** START OF Entries shown **

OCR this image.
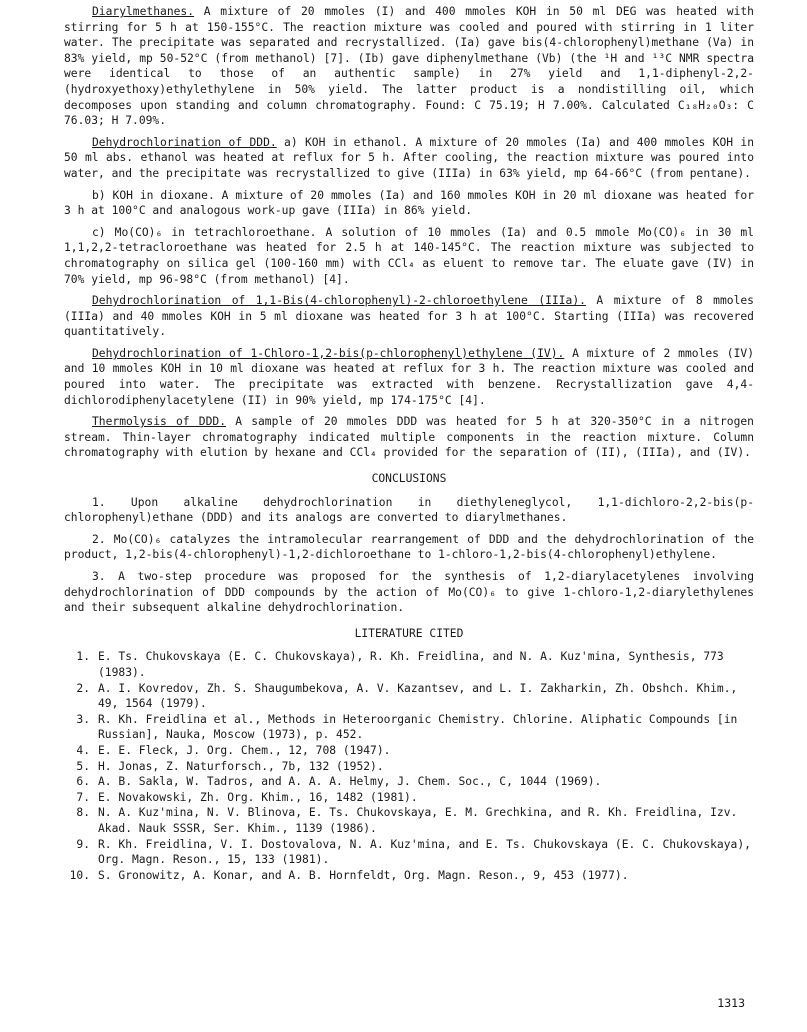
Diarylmethanes. A mixture of 20 mmoles (I) and 400 mmoles KOH in 50 ml DEG was heated with stirring for 5 h at 150-155°C. The reaction mixture was cooled and poured with stirring in 1 liter water. The precipitate was separated and recrystallized. (Ia) gave bis(4-chlorophenyl)methane (Va) in 83% yield, mp 50-52°C (from methanol) [7]. (Ib) gave diphenylmethane (Vb) (the ¹H and ¹³C NMR spectra were identical to those of an authentic sample) in 27% yield and 1,1-diphenyl-2,2-(hydroxyethoxy)ethylethylene in 50% yield. The latter product is a nondistilling oil, which decomposes upon standing and column chromatography. Found: C 75.19; H 7.00%. Calculated C₁₈H₂₀O₃: C 76.03; H 7.09%.

Dehydrochlorination of DDD. a) KOH in ethanol. A mixture of 20 mmoles (Ia) and 400 mmoles KOH in 50 ml abs. ethanol was heated at reflux for 5 h. After cooling, the reaction mixture was poured into water, and the precipitate was recrystallized to give (IIIa) in 63% yield, mp 64-66°C (from pentane).

b) KOH in dioxane. A mixture of 20 mmoles (Ia) and 160 mmoles KOH in 20 ml dioxane was heated for 3 h at 100°C and analogous work-up gave (IIIa) in 86% yield.

c) Mo(CO)₆ in tetrachloroethane. A solution of 10 mmoles (Ia) and 0.5 mmole Mo(CO)₆ in 30 ml 1,1,2,2-tetracloroethane was heated for 2.5 h at 140-145°C. The reaction mixture was subjected to chromatography on silica gel (100-160 mm) with CCl₄ as eluent to remove tar. The eluate gave (IV) in 70% yield, mp 96-98°C (from methanol) [4].

Dehydrochlorination of 1,1-Bis(4-chlorophenyl)-2-chloroethylene (IIIa). A mixture of 8 mmoles (IIIa) and 40 mmoles KOH in 5 ml dioxane was heated for 3 h at 100°C. Starting (IIIa) was recovered quantitatively.

Dehydrochlorination of 1-Chloro-1,2-bis(p-chlorophenyl)ethylene (IV). A mixture of 2 mmoles (IV) and 10 mmoles KOH in 10 ml dioxane was heated at reflux for 3 h. The reaction mixture was cooled and poured into water. The precipitate was extracted with benzene. Recrystallization gave 4,4-dichlorodiphenylacetylene (II) in 90% yield, mp 174-175°C [4].

Thermolysis of DDD. A sample of 20 mmoles DDD was heated for 5 h at 320-350°C in a nitrogen stream. Thin-layer chromatography indicated multiple components in the reaction mixture. Column chromatography with elution by hexane and CCl₄ provided for the separation of (II), (IIIa), and (IV).

CONCLUSIONS

1. Upon alkaline dehydrochlorination in diethyleneglycol, 1,1-dichloro-2,2-bis(p-chlorophenyl)ethane (DDD) and its analogs are converted to diarylmethanes.

2. Mo(CO)₆ catalyzes the intramolecular rearrangement of DDD and the dehydrochlorination of the product, 1,2-bis(4-chlorophenyl)-1,2-dichloroethane to 1-chloro-1,2-bis(4-chlorophenyl)ethylene.

3. A two-step procedure was proposed for the synthesis of 1,2-diarylacetylenes involving dehydrochlorination of DDD compounds by the action of Mo(CO)₆ to give 1-chloro-1,2-diarylethylenes and their subsequent alkaline dehydrochlorination.

LITERATURE CITED
1. E. Ts. Chukovskaya (E. C. Chukovskaya), R. Kh. Freidlina, and N. A. Kuz'mina, Synthesis, 773 (1983).
2. A. I. Kovredov, Zh. S. Shaugumbekova, A. V. Kazantsev, and L. I. Zakharkin, Zh. Obshch. Khim., 49, 1564 (1979).
3. R. Kh. Freidlina et al., Methods in Heteroorganic Chemistry. Chlorine. Aliphatic Compounds [in Russian], Nauka, Moscow (1973), p. 452.
4. E. E. Fleck, J. Org. Chem., 12, 708 (1947).
5. H. Jonas, Z. Naturforsch., 7b, 132 (1952).
6. A. B. Sakla, W. Tadros, and A. A. A. Helmy, J. Chem. Soc., C, 1044 (1969).
7. E. Novakowski, Zh. Org. Khim., 16, 1482 (1981).
8. N. A. Kuz'mina, N. V. Blinova, E. Ts. Chukovskaya, E. M. Grechkina, and R. Kh. Freidlina, Izv. Akad. Nauk SSSR, Ser. Khim., 1139 (1986).
9. R. Kh. Freidlina, V. I. Dostovalova, N. A. Kuz'mina, and E. Ts. Chukovskaya (E. C. Chukovskaya), Org. Magn. Reson., 15, 133 (1981).
10. S. Gronowitz, A. Konar, and A. B. Hornfeldt, Org. Magn. Reson., 9, 453 (1977).
1313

** END OF Entries shown **

**Your task**
Write out the entries above word for word. Do not include the pictures.

**Result for this exercise**
OCR this image.
Diarylmethanes. A mixture of 20 mmoles (I) and 400 mmoles KOH in 50 ml DEG was heated with stirring for 5 h at 150-155°C. The reaction mixture was cooled and poured with stirring in 1 liter water. The precipitate was separated and recrystallized. (Ia) gave bis(4-chlorophenyl)methane (Va) in 83% yield, mp 50-52°C (from methanol) [7]. (Ib) gave diphenylmethane (Vb) (the ¹H and ¹³C NMR spectra were identical to those of an authentic sample) in 27% yield and 1,1-diphenyl-2,2-(hydroxyethoxy)ethylethylene in 50% yield. The latter product is a nondistilling oil, which decomposes upon standing and column chromatography. Found: C 75.19; H 7.00%. Calculated C₁₈H₂₀O₃: C 76.03; H 7.09%.

Dehydrochlorination of DDD. a) KOH in ethanol. A mixture of 20 mmoles (Ia) and 400 mmoles KOH in 50 ml abs. ethanol was heated at reflux for 5 h. After cooling, the reaction mixture was poured into water, and the precipitate was recrystallized to give (IIIa) in 63% yield, mp 64-66°C (from pentane).

b) KOH in dioxane. A mixture of 20 mmoles (Ia) and 160 mmoles KOH in 20 ml dioxane was heated for 3 h at 100°C and analogous work-up gave (IIIa) in 86% yield.

c) Mo(CO)₆ in tetrachloroethane. A solution of 10 mmoles (Ia) and 0.5 mmole Mo(CO)₆ in 30 ml 1,1,2,2-tetracloroethane was heated for 2.5 h at 140-145°C. The reaction mixture was subjected to chromatography on silica gel (100-160 mm) with CCl₄ as eluent to remove tar. The eluate gave (IV) in 70% yield, mp 96-98°C (from methanol) [4].

Dehydrochlorination of 1,1-Bis(4-chlorophenyl)-2-chloroethylene (IIIa). A mixture of 8 mmoles (IIIa) and 40 mmoles KOH in 5 ml dioxane was heated for 3 h at 100°C. Starting (IIIa) was recovered quantitatively.

Dehydrochlorination of 1-Chloro-1,2-bis(p-chlorophenyl)ethylene (IV). A mixture of 2 mmoles (IV) and 10 mmoles KOH in 10 ml dioxane was heated at reflux for 3 h. The reaction mixture was cooled and poured into water. The precipitate was extracted with benzene. Recrystallization gave 4,4-dichlorodiphenylacetylene (II) in 90% yield, mp 174-175°C [4].

Thermolysis of DDD. A sample of 20 mmoles DDD was heated for 5 h at 320-350°C in a nitrogen stream. Thin-layer chromatography indicated multiple components in the reaction mixture. Column chromatography with elution by hexane and CCl₄ provided for the separation of (II), (IIIa), and (IV).

CONCLUSIONS

1. Upon alkaline dehydrochlorination in diethyleneglycol, 1,1-dichloro-2,2-bis(p-chlorophenyl)ethane (DDD) and its analogs are converted to diarylmethanes.

2. Mo(CO)₆ catalyzes the intramolecular rearrangement of DDD and the dehydrochlorination of the product, 1,2-bis(4-chlorophenyl)-1,2-dichloroethane to 1-chloro-1,2-bis(4-chlorophenyl)ethylene.

3. A two-step procedure was proposed for the synthesis of 1,2-diarylacetylenes involving dehydrochlorination of DDD compounds by the action of Mo(CO)₆ to give 1-chloro-1,2-diarylethylenes and their subsequent alkaline dehydrochlorination.

LITERATURE CITED
1. E. Ts. Chukovskaya (E. C. Chukovskaya), R. Kh. Freidlina, and N. A. Kuz'mina, Synthesis, 773 (1983).
2. A. I. Kovredov, Zh. S. Shaugumbekova, A. V. Kazantsev, and L. I. Zakharkin, Zh. Obshch. Khim., 49, 1564 (1979).
3. R. Kh. Freidlina et al., Methods in Heteroorganic Chemistry. Chlorine. Aliphatic Compounds [in Russian], Nauka, Moscow (1973), p. 452.
4. E. E. Fleck, J. Org. Chem., 12, 708 (1947).
5. H. Jonas, Z. Naturforsch., 7b, 132 (1952).
6. A. B. Sakla, W. Tadros, and A. A. A. Helmy, J. Chem. Soc., C, 1044 (1969).
7. E. Novakowski, Zh. Org. Khim., 16, 1482 (1981).
8. N. A. Kuz'mina, N. V. Blinova, E. Ts. Chukovskaya, E. M. Grechkina, and R. Kh. Freidlina, Izv. Akad. Nauk SSSR, Ser. Khim., 1139 (1986).
9. R. Kh. Freidlina, V. I. Dostovalova, N. A. Kuz'mina, and E. Ts. Chukovskaya (E. C. Chukovskaya), Org. Magn. Reson., 15, 133 (1981).
10. S. Gronowitz, A. Konar, and A. B. Hornfeldt, Org. Magn. Reson., 9, 453 (1977).
1313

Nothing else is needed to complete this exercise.